_Stated problem:_
Go through the entries and transcribe each one exactly, dropping the pictures.

━━━ Data provided ━━━

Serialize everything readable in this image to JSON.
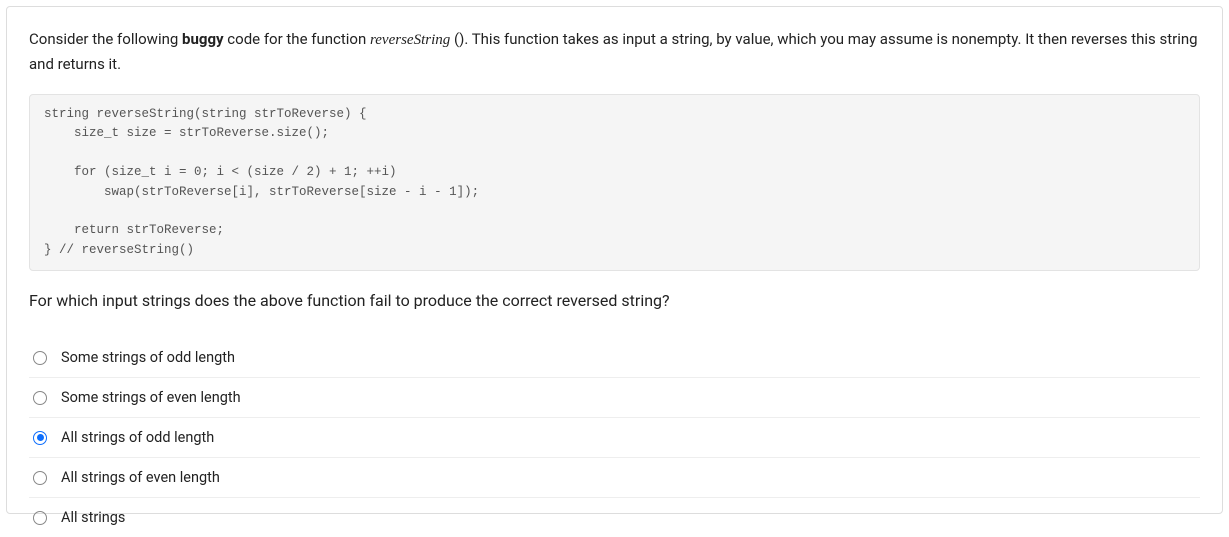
{
  "question": {
    "stem_pre": "Consider the following ",
    "stem_bold": "buggy",
    "stem_mid1": " code for the function ",
    "stem_fn": "reverseString",
    "stem_paren": " ()",
    "stem_mid2": ". This function takes as input a string, by value, which you may assume is nonempty. It then reverses this string and returns it.",
    "code": "string reverseString(string strToReverse) {\n    size_t size = strToReverse.size();\n\n    for (size_t i = 0; i < (size / 2) + 1; ++i)\n        swap(strToReverse[i], strToReverse[size - i - 1]);\n\n    return strToReverse;\n} // reverseString()",
    "prompt": "For which input strings does the above function fail to produce the correct reversed string?"
  },
  "options": [
    {
      "label": "Some strings of odd length",
      "selected": false
    },
    {
      "label": "Some strings of even length",
      "selected": false
    },
    {
      "label": "All strings of odd length",
      "selected": true
    },
    {
      "label": "All strings of even length",
      "selected": false
    },
    {
      "label": "All strings",
      "selected": false
    }
  ]
}
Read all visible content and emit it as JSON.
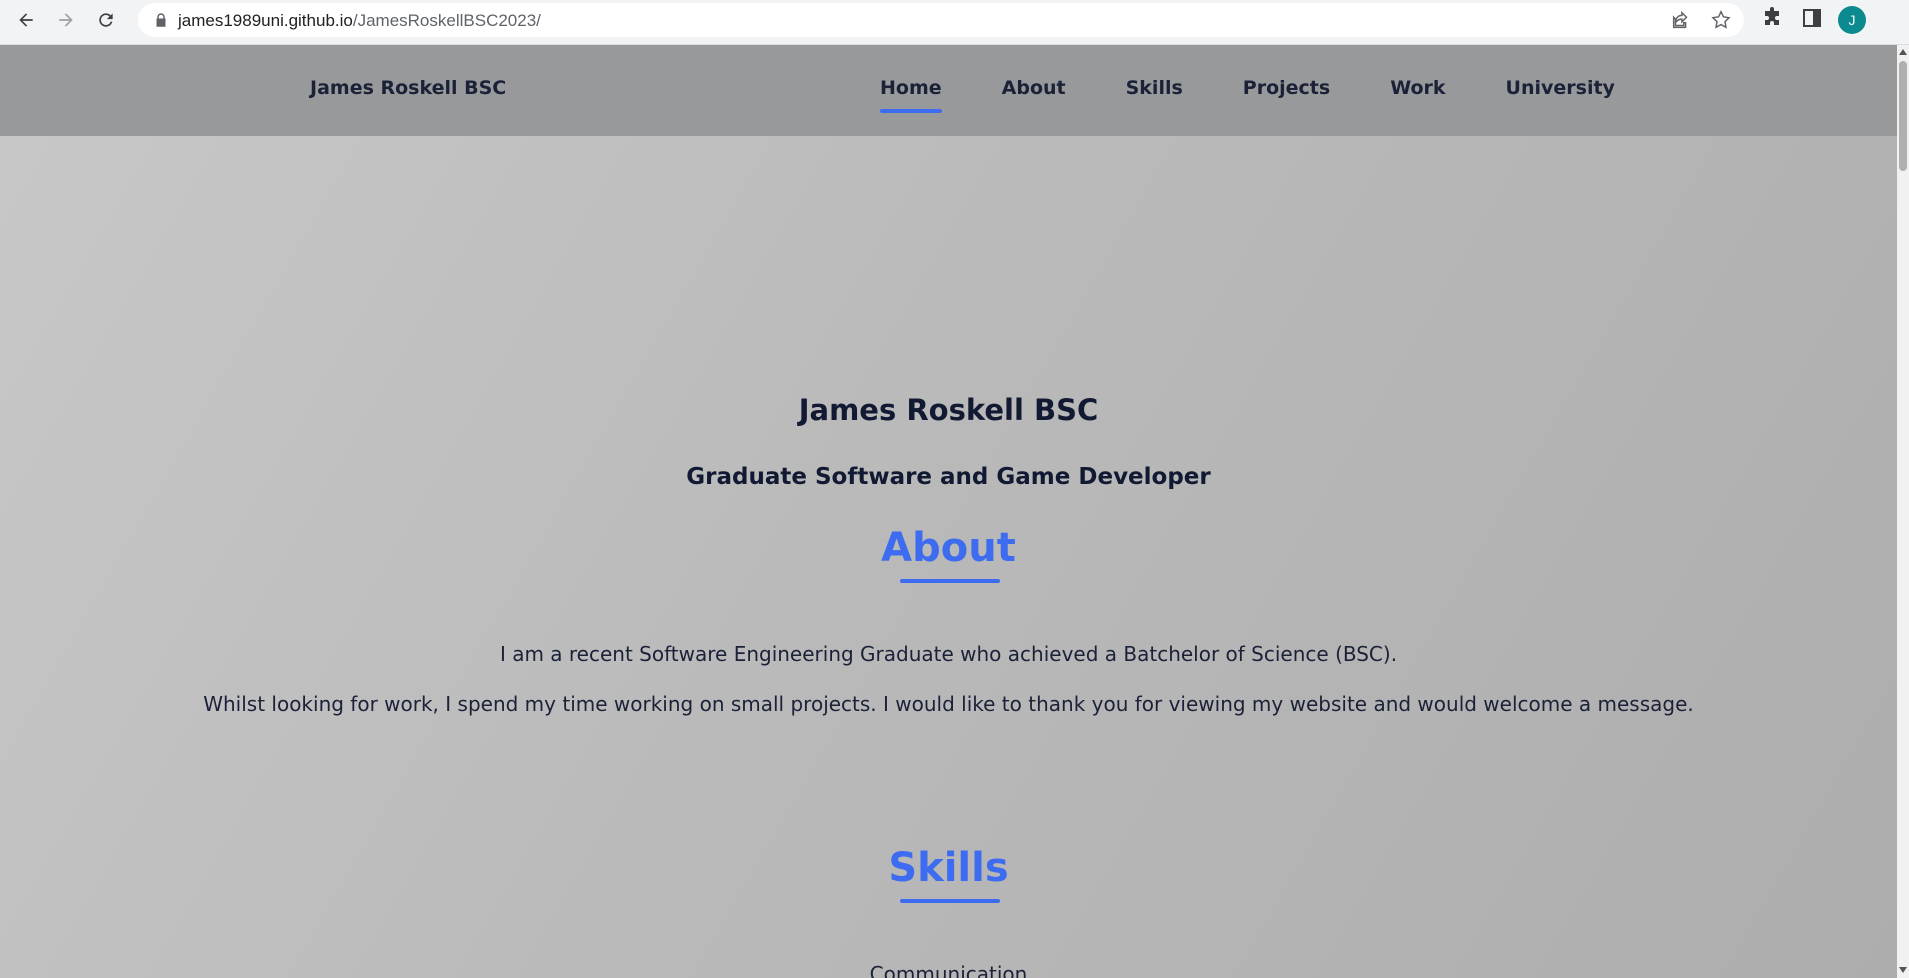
{
  "browser": {
    "url_host": "james1989uni.github.io",
    "url_path": "/JamesRoskellBSC2023/",
    "profile_initial": "J",
    "icons": [
      "back-icon",
      "forward-icon",
      "reload-icon",
      "lock-icon",
      "share-icon",
      "star-icon",
      "extensions-icon",
      "side-panel-icon"
    ]
  },
  "site": {
    "brand": "James Roskell BSC",
    "nav": [
      "Home",
      "About",
      "Skills",
      "Projects",
      "Work",
      "University"
    ],
    "active_nav": "Home"
  },
  "hero": {
    "title": "James Roskell BSC",
    "subtitle": "Graduate Software and Game Developer"
  },
  "about": {
    "heading": "About",
    "line1": "I am a recent Software Engineering Graduate who achieved a Batchelor of Science (BSC).",
    "line2": "Whilst looking for work, I spend my time working on small projects. I would like to thank you for viewing my website and would welcome a message."
  },
  "skills": {
    "heading": "Skills",
    "first_item": "Communication"
  },
  "colors": {
    "accent": "#3d6cf0",
    "header_bg": "#98999b",
    "text_dark": "#1b2238",
    "avatar": "#0b8a8f"
  }
}
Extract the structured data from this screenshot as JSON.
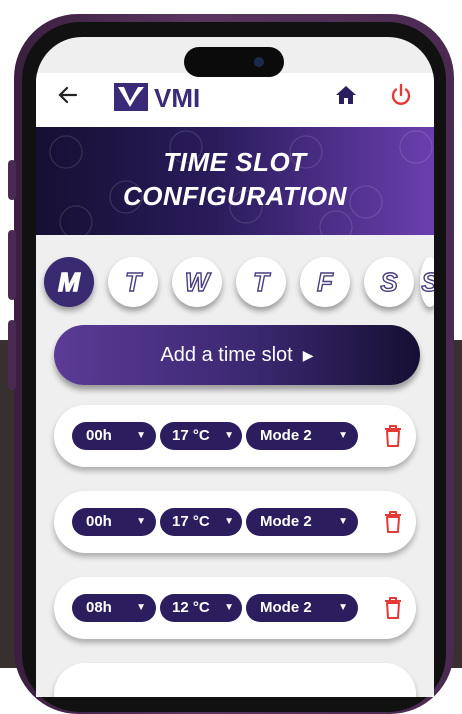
{
  "app": {
    "logo_text": "VMI",
    "title_line1": "TIME SLOT",
    "title_line2": "CONFIGURATION"
  },
  "header": {
    "back_icon": "arrow-left-icon",
    "home_icon": "home-icon",
    "power_icon": "power-icon"
  },
  "days": [
    {
      "label": "M",
      "active": true
    },
    {
      "label": "T",
      "active": false
    },
    {
      "label": "W",
      "active": false
    },
    {
      "label": "T",
      "active": false
    },
    {
      "label": "F",
      "active": false
    },
    {
      "label": "S",
      "active": false
    },
    {
      "label": "S",
      "active": false
    }
  ],
  "add_slot": {
    "label": "Add a time slot",
    "icon": "caret-right-icon"
  },
  "slots": [
    {
      "hour": "00h",
      "temperature": "17 °C",
      "mode": "Mode 2"
    },
    {
      "hour": "00h",
      "temperature": "17 °C",
      "mode": "Mode 2"
    },
    {
      "hour": "08h",
      "temperature": "12 °C",
      "mode": "Mode 2"
    }
  ],
  "colors": {
    "primary": "#2c1d5e",
    "accent": "#6a3fae",
    "danger": "#e53935"
  }
}
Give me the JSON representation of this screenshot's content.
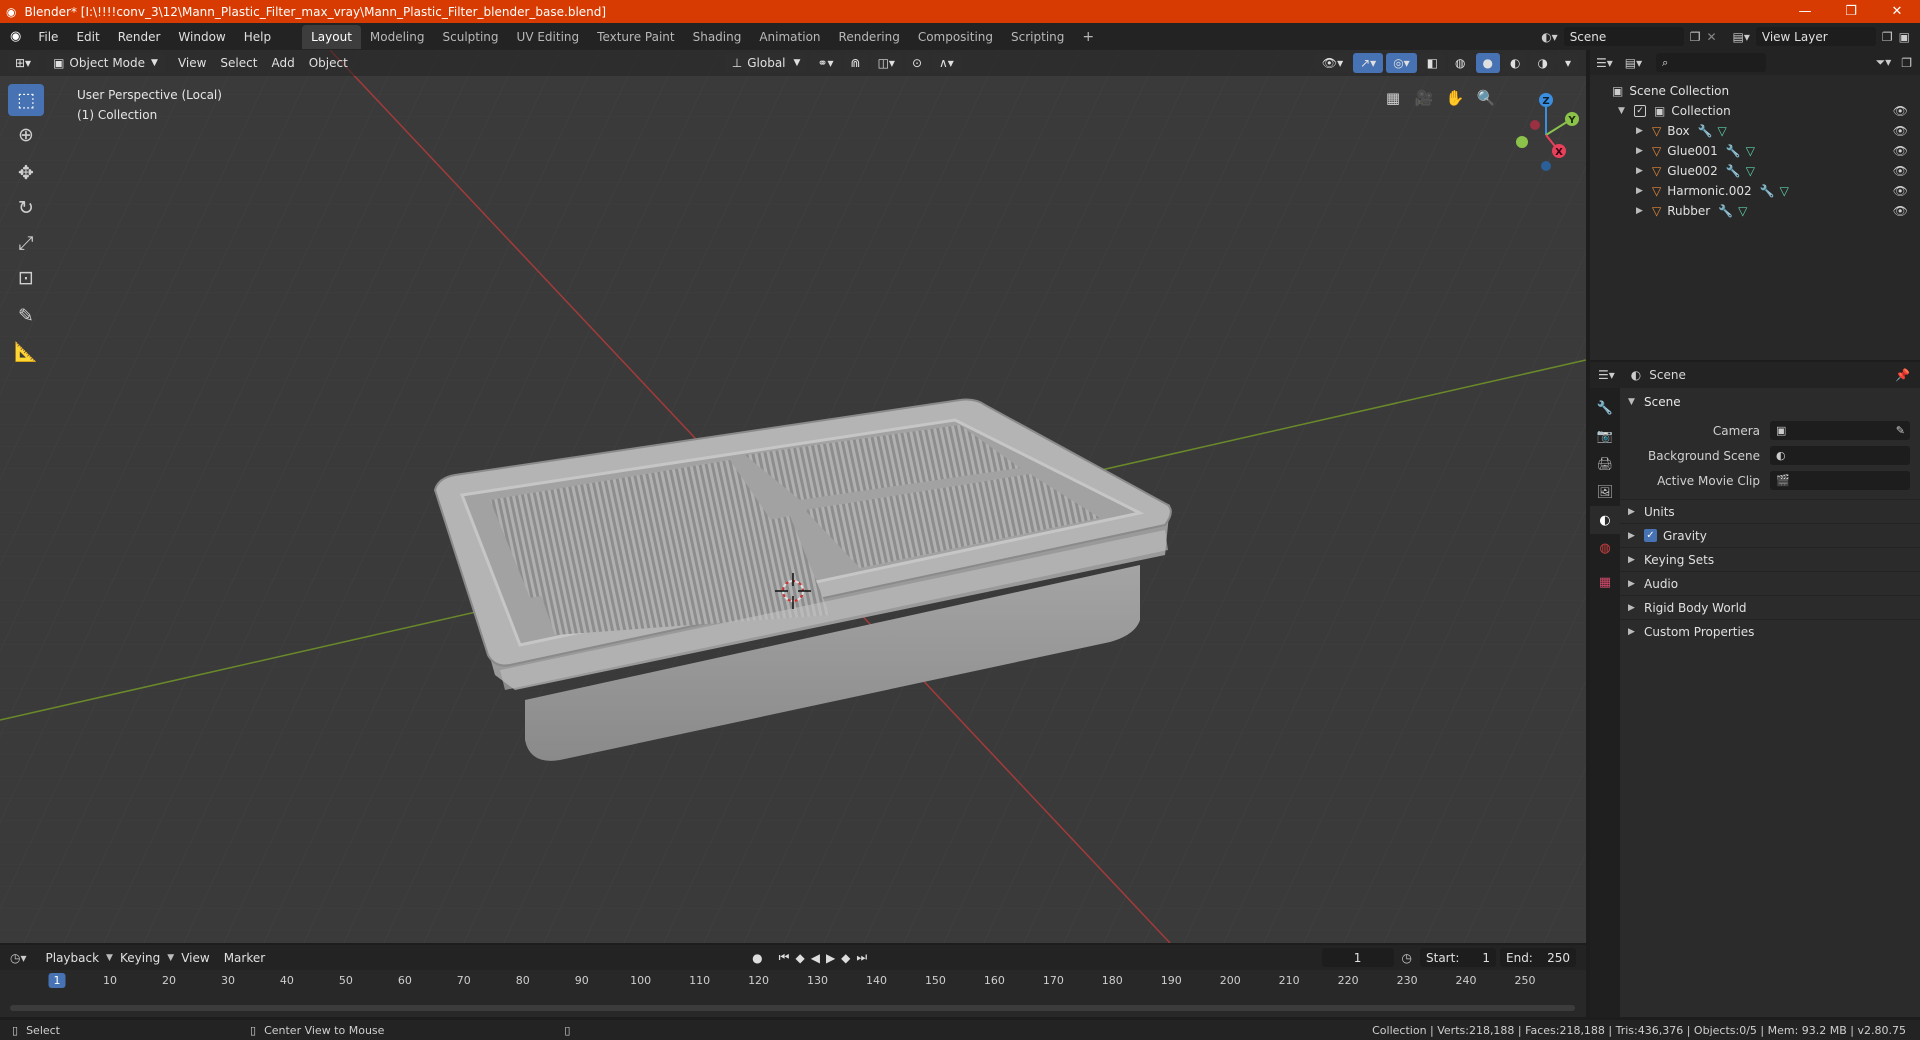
{
  "window": {
    "title": "Blender* [I:\\!!!!conv_3\\12\\Mann_Plastic_Filter_max_vray\\Mann_Plastic_Filter_blender_base.blend]",
    "minimize": "—",
    "maximize": "❐",
    "close": "✕"
  },
  "menubar": {
    "items": [
      "File",
      "Edit",
      "Render",
      "Window",
      "Help"
    ],
    "workspaces": [
      "Layout",
      "Modeling",
      "Sculpting",
      "UV Editing",
      "Texture Paint",
      "Shading",
      "Animation",
      "Rendering",
      "Compositing",
      "Scripting"
    ],
    "add_workspace": "+",
    "scene": "Scene",
    "view_layer": "View Layer"
  },
  "viewport": {
    "mode": "Object Mode",
    "menus": [
      "View",
      "Select",
      "Add",
      "Object"
    ],
    "transform_orientation": "Global",
    "info_line1": "User Perspective (Local)",
    "info_line2": "(1) Collection",
    "gizmo": {
      "z": "Z",
      "y": "Y",
      "x": "X"
    }
  },
  "outliner": {
    "root": "Scene Collection",
    "collection": "Collection",
    "objects": [
      "Box",
      "Glue001",
      "Glue002",
      "Harmonic.002",
      "Rubber"
    ]
  },
  "properties": {
    "header": "Scene",
    "panel": "Scene",
    "camera_label": "Camera",
    "background_scene_label": "Background Scene",
    "active_movie_clip_label": "Active Movie Clip",
    "subpanels": {
      "units": "Units",
      "gravity": "Gravity",
      "keying_sets": "Keying Sets",
      "audio": "Audio",
      "rigid_body_world": "Rigid Body World",
      "custom_properties": "Custom Properties"
    }
  },
  "timeline": {
    "menus": [
      "Playback",
      "Keying",
      "View",
      "Marker"
    ],
    "current_frame": "1",
    "start_label": "Start:",
    "start_value": "1",
    "end_label": "End:",
    "end_value": "250",
    "ruler_ticks": [
      "1",
      "10",
      "20",
      "30",
      "40",
      "50",
      "60",
      "70",
      "80",
      "90",
      "100",
      "110",
      "120",
      "130",
      "140",
      "150",
      "160",
      "170",
      "180",
      "190",
      "200",
      "210",
      "220",
      "230",
      "240",
      "250"
    ]
  },
  "statusbar": {
    "select": "Select",
    "center_view": "Center View to Mouse",
    "stats": "Collection | Verts:218,188 | Faces:218,188 | Tris:436,376 | Objects:0/5 | Mem: 93.2 MB | v2.80.75"
  },
  "colors": {
    "accent": "#4772b3",
    "titlebar": "#d83b01",
    "mesh_icon": "#e88a3a",
    "axis_x": "#e8405a",
    "axis_y": "#8bc34a",
    "axis_z": "#3a8fe0"
  }
}
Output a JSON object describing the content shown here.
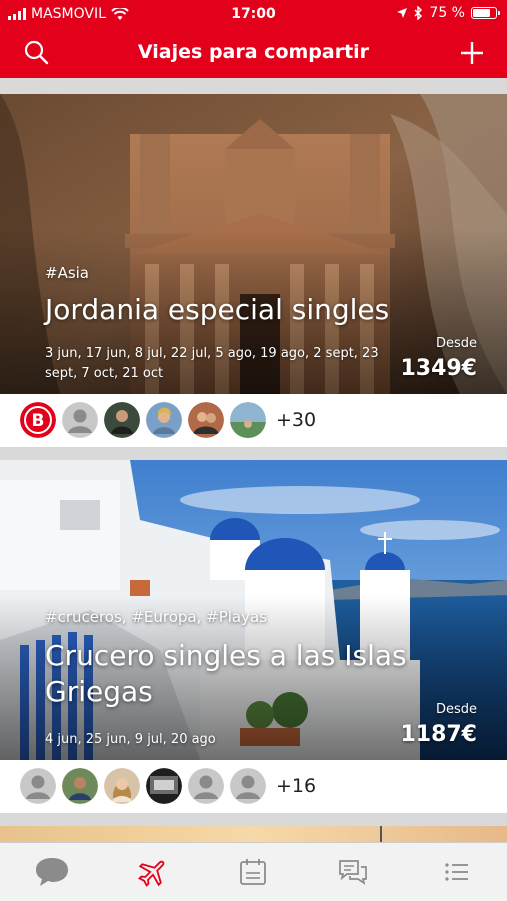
{
  "status_bar": {
    "carrier": "MASMOVIL",
    "time": "17:00",
    "battery": "75 %"
  },
  "header": {
    "title": "Viajes para compartir",
    "search_icon": "search-icon",
    "add_icon": "plus-icon"
  },
  "trips": [
    {
      "tags": "#Asia",
      "title": "Jordania especial singles",
      "dates": "3 jun, 17 jun, 8 jul, 22 jul, 5 ago, 19 ago, 2 sept, 23 sept, 7 oct, 21 oct",
      "price_label": "Desde",
      "price": "1349€",
      "extra_members": "+30"
    },
    {
      "tags": "#cruceros, #Europa, #Playas",
      "title": "Crucero singles a las Islas Griegas",
      "dates": "4 jun, 25 jun, 9 jul, 20 ago",
      "price_label": "Desde",
      "price": "1187€",
      "extra_members": "+16"
    }
  ],
  "organizer_badge": "B",
  "tab_bar": [
    "chat-bubble-icon",
    "airplane-icon",
    "calendar-icon",
    "messages-icon",
    "list-icon"
  ],
  "colors": {
    "brand": "#e3001b"
  }
}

━━━

_Response to the exercise:_
Serialize everything readable in this image to JSON.
{
  "question": {
    "stem_pre": "Consider the following ",
    "stem_bold": "buggy",
    "stem_mid1": " code for the function ",
    "stem_fn": "reverseString",
    "stem_paren": " ()",
    "stem_mid2": ". This function takes as input a string, by value, which you may assume is nonempty. It then reverses this string and returns it.",
    "code": "string reverseString(string strToReverse) {\n    size_t size = strToReverse.size();\n\n    for (size_t i = 0; i < (size / 2) + 1; ++i)\n        swap(strToReverse[i], strToReverse[size - i - 1]);\n\n    return strToReverse;\n} // reverseString()",
    "prompt": "For which input strings does the above function fail to produce the correct reversed string?"
  },
  "options": [
    {
      "label": "Some strings of odd length",
      "selected": false
    },
    {
      "label": "Some strings of even length",
      "selected": false
    },
    {
      "label": "All strings of odd length",
      "selected": true
    },
    {
      "label": "All strings of even length",
      "selected": false
    },
    {
      "label": "All strings",
      "selected": false
    }
  ]
}
Read all visible content and emit it as JSON.
{
  "browser": {
    "url_host": "james1989uni.github.io",
    "url_path": "/JamesRoskellBSC2023/",
    "profile_initial": "J",
    "icons": [
      "back-icon",
      "forward-icon",
      "reload-icon",
      "lock-icon",
      "share-icon",
      "star-icon",
      "extensions-icon",
      "side-panel-icon"
    ]
  },
  "site": {
    "brand": "James Roskell BSC",
    "nav": [
      "Home",
      "About",
      "Skills",
      "Projects",
      "Work",
      "University"
    ],
    "active_nav": "Home"
  },
  "hero": {
    "title": "James Roskell BSC",
    "subtitle": "Graduate Software and Game Developer"
  },
  "about": {
    "heading": "About",
    "line1": "I am a recent Software Engineering Graduate who achieved a Batchelor of Science (BSC).",
    "line2": "Whilst looking for work, I spend my time working on small projects. I would like to thank you for viewing my website and would welcome a message."
  },
  "skills": {
    "heading": "Skills",
    "first_item": "Communication"
  },
  "colors": {
    "accent": "#3d6cf0",
    "header_bg": "#98999b",
    "text_dark": "#1b2238",
    "avatar": "#0b8a8f"
  }
}
Extract the structured data from this screenshot as JSON.
{
  "app": {
    "logo_text": "VMI",
    "title_line1": "TIME SLOT",
    "title_line2": "CONFIGURATION"
  },
  "header": {
    "back_icon": "arrow-left-icon",
    "home_icon": "home-icon",
    "power_icon": "power-icon"
  },
  "days": [
    {
      "label": "M",
      "active": true
    },
    {
      "label": "T",
      "active": false
    },
    {
      "label": "W",
      "active": false
    },
    {
      "label": "T",
      "active": false
    },
    {
      "label": "F",
      "active": false
    },
    {
      "label": "S",
      "active": false
    },
    {
      "label": "S",
      "active": false
    }
  ],
  "add_slot": {
    "label": "Add a time slot",
    "icon": "caret-right-icon"
  },
  "slots": [
    {
      "hour": "00h",
      "temperature": "17 °C",
      "mode": "Mode 2"
    },
    {
      "hour": "00h",
      "temperature": "17 °C",
      "mode": "Mode 2"
    },
    {
      "hour": "08h",
      "temperature": "12 °C",
      "mode": "Mode 2"
    }
  ],
  "colors": {
    "primary": "#2c1d5e",
    "accent": "#6a3fae",
    "danger": "#e53935"
  }
}
Give me the JSON representation of this screenshot's content.
{
  "window": {
    "title": "Blender* [I:\\!!!!conv_3\\12\\Mann_Plastic_Filter_max_vray\\Mann_Plastic_Filter_blender_base.blend]",
    "minimize": "—",
    "maximize": "❐",
    "close": "✕"
  },
  "menubar": {
    "items": [
      "File",
      "Edit",
      "Render",
      "Window",
      "Help"
    ],
    "workspaces": [
      "Layout",
      "Modeling",
      "Sculpting",
      "UV Editing",
      "Texture Paint",
      "Shading",
      "Animation",
      "Rendering",
      "Compositing",
      "Scripting"
    ],
    "add_workspace": "+",
    "scene": "Scene",
    "view_layer": "View Layer"
  },
  "viewport": {
    "mode": "Object Mode",
    "menus": [
      "View",
      "Select",
      "Add",
      "Object"
    ],
    "transform_orientation": "Global",
    "info_line1": "User Perspective (Local)",
    "info_line2": "(1) Collection",
    "gizmo": {
      "z": "Z",
      "y": "Y",
      "x": "X"
    }
  },
  "outliner": {
    "root": "Scene Collection",
    "collection": "Collection",
    "objects": [
      "Box",
      "Glue001",
      "Glue002",
      "Harmonic.002",
      "Rubber"
    ]
  },
  "properties": {
    "header": "Scene",
    "panel": "Scene",
    "camera_label": "Camera",
    "background_scene_label": "Background Scene",
    "active_movie_clip_label": "Active Movie Clip",
    "subpanels": {
      "units": "Units",
      "gravity": "Gravity",
      "keying_sets": "Keying Sets",
      "audio": "Audio",
      "rigid_body_world": "Rigid Body World",
      "custom_properties": "Custom Properties"
    }
  },
  "timeline": {
    "menus": [
      "Playback",
      "Keying",
      "View",
      "Marker"
    ],
    "current_frame": "1",
    "start_label": "Start:",
    "start_value": "1",
    "end_label": "End:",
    "end_value": "250",
    "ruler_ticks": [
      "1",
      "10",
      "20",
      "30",
      "40",
      "50",
      "60",
      "70",
      "80",
      "90",
      "100",
      "110",
      "120",
      "130",
      "140",
      "150",
      "160",
      "170",
      "180",
      "190",
      "200",
      "210",
      "220",
      "230",
      "240",
      "250"
    ]
  },
  "statusbar": {
    "select": "Select",
    "center_view": "Center View to Mouse",
    "stats": "Collection | Verts:218,188 | Faces:218,188 | Tris:436,376 | Objects:0/5 | Mem: 93.2 MB | v2.80.75"
  },
  "colors": {
    "accent": "#4772b3",
    "titlebar": "#d83b01",
    "mesh_icon": "#e88a3a",
    "axis_x": "#e8405a",
    "axis_y": "#8bc34a",
    "axis_z": "#3a8fe0"
  }
}
Output a JSON object describing the content shown here.
{
  "status_bar": {
    "carrier": "MASMOVIL",
    "time": "17:00",
    "battery": "75 %"
  },
  "header": {
    "title": "Viajes para compartir",
    "search_icon": "search-icon",
    "add_icon": "plus-icon"
  },
  "trips": [
    {
      "tags": "#Asia",
      "title": "Jordania especial singles",
      "dates": "3 jun, 17 jun, 8 jul, 22 jul, 5 ago, 19 ago, 2 sept, 23 sept, 7 oct, 21 oct",
      "price_label": "Desde",
      "price": "1349€",
      "extra_members": "+30"
    },
    {
      "tags": "#cruceros, #Europa, #Playas",
      "title": "Crucero singles a las Islas Griegas",
      "dates": "4 jun, 25 jun, 9 jul, 20 ago",
      "price_label": "Desde",
      "price": "1187€",
      "extra_members": "+16"
    }
  ],
  "organizer_badge": "B",
  "tab_bar": [
    "chat-bubble-icon",
    "airplane-icon",
    "calendar-icon",
    "messages-icon",
    "list-icon"
  ],
  "colors": {
    "brand": "#e3001b"
  }
}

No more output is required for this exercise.